— start of Exercise inputs —
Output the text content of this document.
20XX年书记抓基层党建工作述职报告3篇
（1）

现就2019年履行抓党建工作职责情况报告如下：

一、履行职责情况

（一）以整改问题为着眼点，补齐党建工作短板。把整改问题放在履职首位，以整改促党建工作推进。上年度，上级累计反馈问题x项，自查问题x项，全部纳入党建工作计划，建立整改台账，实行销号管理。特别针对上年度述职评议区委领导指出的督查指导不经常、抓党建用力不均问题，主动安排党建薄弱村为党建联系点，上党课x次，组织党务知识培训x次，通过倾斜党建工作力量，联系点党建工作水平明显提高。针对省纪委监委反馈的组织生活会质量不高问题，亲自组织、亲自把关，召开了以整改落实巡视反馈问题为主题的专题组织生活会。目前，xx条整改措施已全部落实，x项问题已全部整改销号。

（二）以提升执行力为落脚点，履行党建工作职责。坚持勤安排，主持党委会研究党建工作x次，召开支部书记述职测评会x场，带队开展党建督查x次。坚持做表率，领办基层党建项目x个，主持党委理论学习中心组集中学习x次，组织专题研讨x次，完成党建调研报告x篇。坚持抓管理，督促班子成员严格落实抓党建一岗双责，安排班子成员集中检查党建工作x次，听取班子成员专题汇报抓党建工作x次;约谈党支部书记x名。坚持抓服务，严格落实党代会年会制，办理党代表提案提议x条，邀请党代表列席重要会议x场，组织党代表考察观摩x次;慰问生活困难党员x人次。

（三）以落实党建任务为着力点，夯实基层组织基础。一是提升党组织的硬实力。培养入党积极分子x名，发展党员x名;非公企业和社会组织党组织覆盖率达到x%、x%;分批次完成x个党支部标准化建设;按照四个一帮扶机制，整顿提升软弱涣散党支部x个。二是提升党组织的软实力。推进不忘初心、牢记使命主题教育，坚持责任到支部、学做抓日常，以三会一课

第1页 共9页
— end of Exercise inputs —
* [Exercise aim]: The entries above must be returned exactly.

* [The output]:
Output the text content of this document.
20XX年书记抓基层党建工作述职报告3篇
（1）

现就2019年履行抓党建工作职责情况报告如下：

一、履行职责情况

（一）以整改问题为着眼点，补齐党建工作短板。把整改问题放在履职首位，以整改促党建工作推进。上年度，上级累计反馈问题x项，自查问题x项，全部纳入党建工作计划，建立整改台账，实行销号管理。特别针对上年度述职评议区委领导指出的督查指导不经常、抓党建用力不均问题，主动安排党建薄弱村为党建联系点，上党课x次，组织党务知识培训x次，通过倾斜党建工作力量，联系点党建工作水平明显提高。针对省纪委监委反馈的组织生活会质量不高问题，亲自组织、亲自把关，召开了以整改落实巡视反馈问题为主题的专题组织生活会。目前，xx条整改措施已全部落实，x项问题已全部整改销号。

（二）以提升执行力为落脚点，履行党建工作职责。坚持勤安排，主持党委会研究党建工作x次，召开支部书记述职测评会x场，带队开展党建督查x次。坚持做表率，领办基层党建项目x个，主持党委理论学习中心组集中学习x次，组织专题研讨x次，完成党建调研报告x篇。坚持抓管理，督促班子成员严格落实抓党建一岗双责，安排班子成员集中检查党建工作x次，听取班子成员专题汇报抓党建工作x次;约谈党支部书记x名。坚持抓服务，严格落实党代会年会制，办理党代表提案提议x条，邀请党代表列席重要会议x场，组织党代表考察观摩x次;慰问生活困难党员x人次。

（三）以落实党建任务为着力点，夯实基层组织基础。一是提升党组织的硬实力。培养入党积极分子x名，发展党员x名;非公企业和社会组织党组织覆盖率达到x%、x%;分批次完成x个党支部标准化建设;按照四个一帮扶机制，整顿提升软弱涣散党支部x个。二是提升党组织的软实力。推进不忘初心、牢记使命主题教育，坚持责任到支部、学做抓日常，以三会一课

第1页 共9页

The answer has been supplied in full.